Set exercise:
Please give the listing again, word for word, with nothing left out.

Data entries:
------------------------------------

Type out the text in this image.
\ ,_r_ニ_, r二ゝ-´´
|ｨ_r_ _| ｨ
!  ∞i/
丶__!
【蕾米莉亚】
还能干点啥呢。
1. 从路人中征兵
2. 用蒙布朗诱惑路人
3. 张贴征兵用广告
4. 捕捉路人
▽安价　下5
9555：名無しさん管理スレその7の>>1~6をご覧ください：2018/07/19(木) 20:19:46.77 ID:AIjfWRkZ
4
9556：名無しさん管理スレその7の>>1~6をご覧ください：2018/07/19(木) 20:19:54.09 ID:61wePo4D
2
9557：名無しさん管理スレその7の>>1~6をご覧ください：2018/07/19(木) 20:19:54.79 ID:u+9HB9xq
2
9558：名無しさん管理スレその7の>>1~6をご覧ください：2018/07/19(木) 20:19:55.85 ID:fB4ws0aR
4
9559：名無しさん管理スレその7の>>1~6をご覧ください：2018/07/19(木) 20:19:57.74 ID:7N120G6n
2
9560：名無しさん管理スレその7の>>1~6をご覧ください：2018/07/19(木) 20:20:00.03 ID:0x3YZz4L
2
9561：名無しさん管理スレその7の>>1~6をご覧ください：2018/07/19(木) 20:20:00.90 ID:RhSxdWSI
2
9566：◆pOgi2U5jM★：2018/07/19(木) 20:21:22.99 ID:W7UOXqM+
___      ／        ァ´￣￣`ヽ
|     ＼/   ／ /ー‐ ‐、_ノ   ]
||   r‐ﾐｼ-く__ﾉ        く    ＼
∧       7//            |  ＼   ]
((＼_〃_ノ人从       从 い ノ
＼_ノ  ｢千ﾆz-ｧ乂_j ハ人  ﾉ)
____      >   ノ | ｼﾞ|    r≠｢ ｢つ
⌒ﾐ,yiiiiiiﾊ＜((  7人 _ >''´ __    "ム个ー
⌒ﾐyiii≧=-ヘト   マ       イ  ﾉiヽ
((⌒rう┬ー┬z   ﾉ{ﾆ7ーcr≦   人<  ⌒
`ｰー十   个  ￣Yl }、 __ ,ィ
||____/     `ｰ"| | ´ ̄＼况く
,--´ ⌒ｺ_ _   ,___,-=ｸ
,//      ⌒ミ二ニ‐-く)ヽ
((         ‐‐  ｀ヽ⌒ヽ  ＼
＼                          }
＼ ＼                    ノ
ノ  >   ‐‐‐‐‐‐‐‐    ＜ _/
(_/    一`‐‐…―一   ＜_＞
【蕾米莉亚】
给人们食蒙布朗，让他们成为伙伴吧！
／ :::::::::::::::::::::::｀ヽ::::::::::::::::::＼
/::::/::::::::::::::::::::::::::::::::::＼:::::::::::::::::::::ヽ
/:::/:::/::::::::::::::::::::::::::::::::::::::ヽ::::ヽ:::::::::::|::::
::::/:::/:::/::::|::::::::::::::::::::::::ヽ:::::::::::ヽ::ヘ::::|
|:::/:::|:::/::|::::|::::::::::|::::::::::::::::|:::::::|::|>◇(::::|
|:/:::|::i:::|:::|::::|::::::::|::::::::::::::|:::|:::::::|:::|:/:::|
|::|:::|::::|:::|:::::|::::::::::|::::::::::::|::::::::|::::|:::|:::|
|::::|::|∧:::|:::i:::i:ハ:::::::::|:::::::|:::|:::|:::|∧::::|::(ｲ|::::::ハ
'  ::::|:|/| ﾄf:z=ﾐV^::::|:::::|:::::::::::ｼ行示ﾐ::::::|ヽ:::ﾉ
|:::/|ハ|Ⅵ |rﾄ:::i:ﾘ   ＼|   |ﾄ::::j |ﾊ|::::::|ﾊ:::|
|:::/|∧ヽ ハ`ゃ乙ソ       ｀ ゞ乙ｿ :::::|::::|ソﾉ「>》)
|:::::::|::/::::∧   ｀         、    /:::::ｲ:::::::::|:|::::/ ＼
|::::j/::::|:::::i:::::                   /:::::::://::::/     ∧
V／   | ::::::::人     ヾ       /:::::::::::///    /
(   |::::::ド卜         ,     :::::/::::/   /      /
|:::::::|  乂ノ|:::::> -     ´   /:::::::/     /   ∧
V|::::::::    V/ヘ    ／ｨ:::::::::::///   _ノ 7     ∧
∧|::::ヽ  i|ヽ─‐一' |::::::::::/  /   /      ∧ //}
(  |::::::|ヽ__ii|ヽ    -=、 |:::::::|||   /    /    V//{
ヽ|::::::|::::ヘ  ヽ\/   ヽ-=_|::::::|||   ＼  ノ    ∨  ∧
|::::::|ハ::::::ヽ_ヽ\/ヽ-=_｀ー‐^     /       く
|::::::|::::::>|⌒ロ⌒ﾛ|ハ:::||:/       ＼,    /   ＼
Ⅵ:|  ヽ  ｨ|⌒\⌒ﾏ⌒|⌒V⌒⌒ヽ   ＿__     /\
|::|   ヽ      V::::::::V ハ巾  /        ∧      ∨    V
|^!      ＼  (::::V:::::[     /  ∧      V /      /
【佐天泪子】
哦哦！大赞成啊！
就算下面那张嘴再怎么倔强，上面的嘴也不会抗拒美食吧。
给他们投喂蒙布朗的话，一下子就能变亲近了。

------------------------------------

Solved problem:
Type out the text in this image.
\ ,_r_ニ_, r二ゝ-´´
|ｨ_r_ _| ｨ
!  ∞i/
丶__!
【蕾米莉亚】
还能干点啥呢。
1. 从路人中征兵
2. 用蒙布朗诱惑路人
3. 张贴征兵用广告
4. 捕捉路人
▽安价　下5
9555：名無しさん管理スレその7の>>1~6をご覧ください：2018/07/19(木) 20:19:46.77 ID:AIjfWRkZ
4
9556：名無しさん管理スレその7の>>1~6をご覧ください：2018/07/19(木) 20:19:54.09 ID:61wePo4D
2
9557：名無しさん管理スレその7の>>1~6をご覧ください：2018/07/19(木) 20:19:54.79 ID:u+9HB9xq
2
9558：名無しさん管理スレその7の>>1~6をご覧ください：2018/07/19(木) 20:19:55.85 ID:fB4ws0aR
4
9559：名無しさん管理スレその7の>>1~6をご覧ください：2018/07/19(木) 20:19:57.74 ID:7N120G6n
2
9560：名無しさん管理スレその7の>>1~6をご覧ください：2018/07/19(木) 20:20:00.03 ID:0x3YZz4L
2
9561：名無しさん管理スレその7の>>1~6をご覧ください：2018/07/19(木) 20:20:00.90 ID:RhSxdWSI
2
9566：◆pOgi2U5jM★：2018/07/19(木) 20:21:22.99 ID:W7UOXqM+
___      ／        ァ´￣￣`ヽ
|     ＼/   ／ /ー‐ ‐、_ノ   ]
||   r‐ﾐｼ-く__ﾉ        く    ＼
∧       7//            |  ＼   ]
((＼_〃_ノ人从       从 い ノ
＼_ノ  ｢千ﾆz-ｧ乂_j ハ人  ﾉ)
____      >   ノ | ｼﾞ|    r≠｢ ｢つ
⌒ﾐ,yiiiiiiﾊ＜((  7人 _ >''´ __    "ム个ー
⌒ﾐyiii≧=-ヘト   マ       イ  ﾉiヽ
((⌒rう┬ー┬z   ﾉ{ﾆ7ーcr≦   人<  ⌒
`ｰー十   个  ￣Yl }、 __ ,ィ
||____/     `ｰ"| | ´ ̄＼况く
,--´ ⌒ｺ_ _   ,___,-=ｸ
,//      ⌒ミ二ニ‐-く)ヽ
((         ‐‐  ｀ヽ⌒ヽ  ＼
＼                          }
＼ ＼                    ノ
ノ  >   ‐‐‐‐‐‐‐‐    ＜ _/
(_/    一`‐‐…―一   ＜_＞
【蕾米莉亚】
给人们食蒙布朗，让他们成为伙伴吧！
／ :::::::::::::::::::::::｀ヽ::::::::::::::::::＼
/::::/::::::::::::::::::::::::::::::::::＼:::::::::::::::::::::ヽ
/:::/:::/::::::::::::::::::::::::::::::::::::::ヽ::::ヽ:::::::::::|::::
::::/:::/:::/::::|::::::::::::::::::::::::ヽ:::::::::::ヽ::ヘ::::|
|:::/:::|:::/::|::::|::::::::::|::::::::::::::::|:::::::|::|>◇(::::|
|:/:::|::i:::|:::|::::|::::::::|::::::::::::::|:::|:::::::|:::|:/:::|
|::|:::|::::|:::|:::::|::::::::::|::::::::::::|::::::::|::::|:::|:::|
|::::|::|∧:::|:::i:::i:ハ:::::::::|:::::::|:::|:::|:::|∧::::|::(ｲ|::::::ハ
'  ::::|:|/| ﾄf:z=ﾐV^::::|:::::|:::::::::::ｼ行示ﾐ::::::|ヽ:::ﾉ
|:::/|ハ|Ⅵ |rﾄ:::i:ﾘ   ＼|   |ﾄ::::j |ﾊ|::::::|ﾊ:::|
|:::/|∧ヽ ハ`ゃ乙ソ       ｀ ゞ乙ｿ :::::|::::|ソﾉ「>》)
|:::::::|::/::::∧   ｀         、    /:::::ｲ:::::::::|:|::::/ ＼
|::::j/::::|:::::i:::::                   /:::::::://::::/     ∧
V／   | ::::::::人     ヾ       /:::::::::::///    /
(   |::::::ド卜         ,     :::::/::::/   /      /
|:::::::|  乂ノ|:::::> -     ´   /:::::::/     /   ∧
V|::::::::    V/ヘ    ／ｨ:::::::::::///   _ノ 7     ∧
∧|::::ヽ  i|ヽ─‐一' |::::::::::/  /   /      ∧ //}
(  |::::::|ヽ__ii|ヽ    -=、 |:::::::|||   /    /    V//{
ヽ|::::::|::::ヘ  ヽ\/   ヽ-=_|::::::|||   ＼  ノ    ∨  ∧
|::::::|ハ::::::ヽ_ヽ\/ヽ-=_｀ー‐^     /       く
|::::::|::::::>|⌒ロ⌒ﾛ|ハ:::||:/       ＼,    /   ＼
Ⅵ:|  ヽ  ｨ|⌒\⌒ﾏ⌒|⌒V⌒⌒ヽ   ＿__     /\
|::|   ヽ      V::::::::V ハ巾  /        ∧      ∨    V
|^!      ＼  (::::V:::::[     /  ∧      V /      /
【佐天泪子】
哦哦！大赞成啊！
就算下面那张嘴再怎么倔强，上面的嘴也不会抗拒美食吧。
给他们投喂蒙布朗的话，一下子就能变亲近了。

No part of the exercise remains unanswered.